● **To do**
Reproduce each line bearing the word "柱表识别及柱布置".

(Records from a data source)
━━━━

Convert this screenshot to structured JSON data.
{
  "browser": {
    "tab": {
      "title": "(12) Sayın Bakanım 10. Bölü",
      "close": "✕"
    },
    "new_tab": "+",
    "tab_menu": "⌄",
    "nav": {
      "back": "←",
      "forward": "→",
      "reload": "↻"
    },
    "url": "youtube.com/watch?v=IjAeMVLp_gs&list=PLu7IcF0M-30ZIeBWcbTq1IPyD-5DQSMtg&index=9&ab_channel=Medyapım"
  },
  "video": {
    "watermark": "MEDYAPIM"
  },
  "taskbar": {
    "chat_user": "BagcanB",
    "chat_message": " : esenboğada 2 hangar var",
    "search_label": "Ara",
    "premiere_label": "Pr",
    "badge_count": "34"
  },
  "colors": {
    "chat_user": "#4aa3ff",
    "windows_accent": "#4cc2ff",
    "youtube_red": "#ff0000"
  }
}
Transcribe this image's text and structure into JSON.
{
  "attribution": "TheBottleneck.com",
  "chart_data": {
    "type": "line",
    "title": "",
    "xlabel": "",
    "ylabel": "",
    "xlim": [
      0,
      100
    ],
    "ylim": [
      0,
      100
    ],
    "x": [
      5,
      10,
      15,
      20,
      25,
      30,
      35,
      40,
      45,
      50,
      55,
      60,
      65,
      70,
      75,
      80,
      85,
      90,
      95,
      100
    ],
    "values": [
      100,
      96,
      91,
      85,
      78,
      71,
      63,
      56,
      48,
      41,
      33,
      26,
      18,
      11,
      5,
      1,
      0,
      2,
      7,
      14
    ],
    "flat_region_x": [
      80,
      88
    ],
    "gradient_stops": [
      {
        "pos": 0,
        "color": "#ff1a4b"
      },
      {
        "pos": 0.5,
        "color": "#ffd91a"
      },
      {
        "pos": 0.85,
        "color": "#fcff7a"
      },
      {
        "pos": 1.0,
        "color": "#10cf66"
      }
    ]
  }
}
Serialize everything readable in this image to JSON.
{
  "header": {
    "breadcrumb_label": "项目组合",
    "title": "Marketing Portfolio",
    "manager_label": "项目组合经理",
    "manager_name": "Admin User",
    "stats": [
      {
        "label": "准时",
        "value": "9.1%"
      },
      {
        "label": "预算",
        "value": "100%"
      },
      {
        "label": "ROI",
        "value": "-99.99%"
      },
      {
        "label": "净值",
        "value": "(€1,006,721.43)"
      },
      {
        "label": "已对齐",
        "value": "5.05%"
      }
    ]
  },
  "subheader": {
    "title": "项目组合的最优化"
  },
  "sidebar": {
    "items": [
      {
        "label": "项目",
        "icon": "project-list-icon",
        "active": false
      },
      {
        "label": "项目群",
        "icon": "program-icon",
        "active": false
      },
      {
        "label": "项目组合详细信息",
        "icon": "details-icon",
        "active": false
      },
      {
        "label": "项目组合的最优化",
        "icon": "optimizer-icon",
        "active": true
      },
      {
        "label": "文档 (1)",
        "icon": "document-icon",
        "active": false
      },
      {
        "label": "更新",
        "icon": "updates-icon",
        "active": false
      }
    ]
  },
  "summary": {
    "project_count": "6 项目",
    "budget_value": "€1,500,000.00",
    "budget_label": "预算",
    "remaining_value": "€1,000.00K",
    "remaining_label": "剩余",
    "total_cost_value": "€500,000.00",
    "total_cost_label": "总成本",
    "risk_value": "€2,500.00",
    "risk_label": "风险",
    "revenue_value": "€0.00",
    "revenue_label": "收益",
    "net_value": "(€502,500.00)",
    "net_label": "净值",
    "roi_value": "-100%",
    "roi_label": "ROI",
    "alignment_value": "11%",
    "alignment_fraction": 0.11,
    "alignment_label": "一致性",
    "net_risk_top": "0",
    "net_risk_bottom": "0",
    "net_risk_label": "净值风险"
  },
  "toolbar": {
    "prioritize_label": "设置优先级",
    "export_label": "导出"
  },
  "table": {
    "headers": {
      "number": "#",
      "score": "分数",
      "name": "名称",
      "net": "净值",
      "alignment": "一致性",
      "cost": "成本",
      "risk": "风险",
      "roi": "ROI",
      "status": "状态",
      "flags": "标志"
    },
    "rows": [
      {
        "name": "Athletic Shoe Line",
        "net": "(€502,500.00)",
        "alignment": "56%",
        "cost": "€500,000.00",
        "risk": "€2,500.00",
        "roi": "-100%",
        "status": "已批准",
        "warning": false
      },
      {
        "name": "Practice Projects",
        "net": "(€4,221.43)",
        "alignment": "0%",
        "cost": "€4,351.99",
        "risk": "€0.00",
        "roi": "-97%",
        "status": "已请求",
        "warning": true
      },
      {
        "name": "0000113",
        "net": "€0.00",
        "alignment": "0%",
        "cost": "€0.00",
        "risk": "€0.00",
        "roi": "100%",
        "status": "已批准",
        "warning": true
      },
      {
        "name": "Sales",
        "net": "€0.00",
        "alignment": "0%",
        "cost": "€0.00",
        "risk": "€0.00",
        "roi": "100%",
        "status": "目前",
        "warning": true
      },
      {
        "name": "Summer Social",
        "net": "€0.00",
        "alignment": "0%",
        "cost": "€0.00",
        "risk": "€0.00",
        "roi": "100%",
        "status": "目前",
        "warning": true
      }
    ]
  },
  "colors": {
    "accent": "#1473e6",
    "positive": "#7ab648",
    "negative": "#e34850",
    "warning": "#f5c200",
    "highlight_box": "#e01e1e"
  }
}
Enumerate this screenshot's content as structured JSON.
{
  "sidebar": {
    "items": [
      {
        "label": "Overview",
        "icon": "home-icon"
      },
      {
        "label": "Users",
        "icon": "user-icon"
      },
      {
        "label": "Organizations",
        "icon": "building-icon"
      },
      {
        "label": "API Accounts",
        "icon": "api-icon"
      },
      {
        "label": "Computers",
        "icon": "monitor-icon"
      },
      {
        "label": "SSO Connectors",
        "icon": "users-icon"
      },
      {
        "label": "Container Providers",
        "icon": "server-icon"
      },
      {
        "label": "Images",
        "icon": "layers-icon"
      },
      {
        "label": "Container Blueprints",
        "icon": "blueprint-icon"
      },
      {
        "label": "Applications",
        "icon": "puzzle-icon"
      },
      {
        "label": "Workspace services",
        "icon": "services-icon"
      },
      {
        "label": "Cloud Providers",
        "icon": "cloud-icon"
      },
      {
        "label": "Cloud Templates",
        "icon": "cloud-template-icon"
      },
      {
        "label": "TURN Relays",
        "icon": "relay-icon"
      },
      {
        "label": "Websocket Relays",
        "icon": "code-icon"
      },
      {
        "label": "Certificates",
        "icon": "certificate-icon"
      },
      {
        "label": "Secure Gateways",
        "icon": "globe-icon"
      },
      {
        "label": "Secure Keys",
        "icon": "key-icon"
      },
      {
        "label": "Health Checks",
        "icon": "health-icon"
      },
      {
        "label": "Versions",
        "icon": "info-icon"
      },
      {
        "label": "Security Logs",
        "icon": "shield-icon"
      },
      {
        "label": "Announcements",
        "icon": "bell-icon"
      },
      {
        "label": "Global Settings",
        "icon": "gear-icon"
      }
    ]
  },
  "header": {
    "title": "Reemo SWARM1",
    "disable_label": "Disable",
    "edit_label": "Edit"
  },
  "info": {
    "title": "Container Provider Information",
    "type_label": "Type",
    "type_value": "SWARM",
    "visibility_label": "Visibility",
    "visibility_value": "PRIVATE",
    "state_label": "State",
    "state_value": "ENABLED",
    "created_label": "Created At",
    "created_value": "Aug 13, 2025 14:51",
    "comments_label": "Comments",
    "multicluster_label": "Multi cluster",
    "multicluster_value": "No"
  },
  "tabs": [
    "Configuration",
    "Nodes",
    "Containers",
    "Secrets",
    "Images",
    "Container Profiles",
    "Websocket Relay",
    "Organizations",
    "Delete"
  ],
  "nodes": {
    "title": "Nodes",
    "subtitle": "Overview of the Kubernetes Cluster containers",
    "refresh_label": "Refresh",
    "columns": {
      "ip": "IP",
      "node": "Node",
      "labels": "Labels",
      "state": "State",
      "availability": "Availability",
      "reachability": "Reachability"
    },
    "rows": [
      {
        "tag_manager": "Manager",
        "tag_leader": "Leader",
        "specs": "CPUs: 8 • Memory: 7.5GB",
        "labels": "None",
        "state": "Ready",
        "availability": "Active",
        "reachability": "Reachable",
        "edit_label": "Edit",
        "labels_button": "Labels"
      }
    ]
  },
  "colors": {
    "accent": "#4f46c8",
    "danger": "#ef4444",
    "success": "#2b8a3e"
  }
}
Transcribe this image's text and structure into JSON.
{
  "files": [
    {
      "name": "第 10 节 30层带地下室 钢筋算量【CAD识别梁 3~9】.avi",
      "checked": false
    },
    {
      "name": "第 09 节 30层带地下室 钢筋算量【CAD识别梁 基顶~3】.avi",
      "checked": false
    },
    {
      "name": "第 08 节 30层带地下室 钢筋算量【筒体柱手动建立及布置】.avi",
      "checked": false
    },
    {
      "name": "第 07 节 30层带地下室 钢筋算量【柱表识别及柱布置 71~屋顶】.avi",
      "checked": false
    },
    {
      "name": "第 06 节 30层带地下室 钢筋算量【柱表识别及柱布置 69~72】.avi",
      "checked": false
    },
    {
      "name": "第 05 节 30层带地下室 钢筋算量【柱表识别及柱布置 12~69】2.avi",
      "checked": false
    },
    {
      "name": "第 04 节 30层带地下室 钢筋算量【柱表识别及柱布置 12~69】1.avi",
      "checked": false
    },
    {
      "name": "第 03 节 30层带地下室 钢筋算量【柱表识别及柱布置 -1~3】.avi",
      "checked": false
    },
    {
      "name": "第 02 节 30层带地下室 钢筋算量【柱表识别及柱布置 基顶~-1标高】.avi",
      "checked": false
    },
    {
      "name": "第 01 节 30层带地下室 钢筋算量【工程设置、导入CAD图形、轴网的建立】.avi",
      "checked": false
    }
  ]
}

━━━━

● **Solution**
      "name": "第 07 节 30层带地下室 钢筋算量【柱表识别及柱布置 71~屋顶】.avi",
      "name": "第 06 节 30层带地下室 钢筋算量【柱表识别及柱布置 69~72】.avi",
      "name": "第 05 节 30层带地下室 钢筋算量【柱表识别及柱布置 12~69】2.avi",
      "name": "第 04 节 30层带地下室 钢筋算量【柱表识别及柱布置 12~69】1.avi",
      "name": "第 03 节 30层带地下室 钢筋算量【柱表识别及柱布置 -1~3】.avi",
      "name": "第 02 节 30层带地下室 钢筋算量【柱表识别及柱布置 基顶~-1标高】.avi",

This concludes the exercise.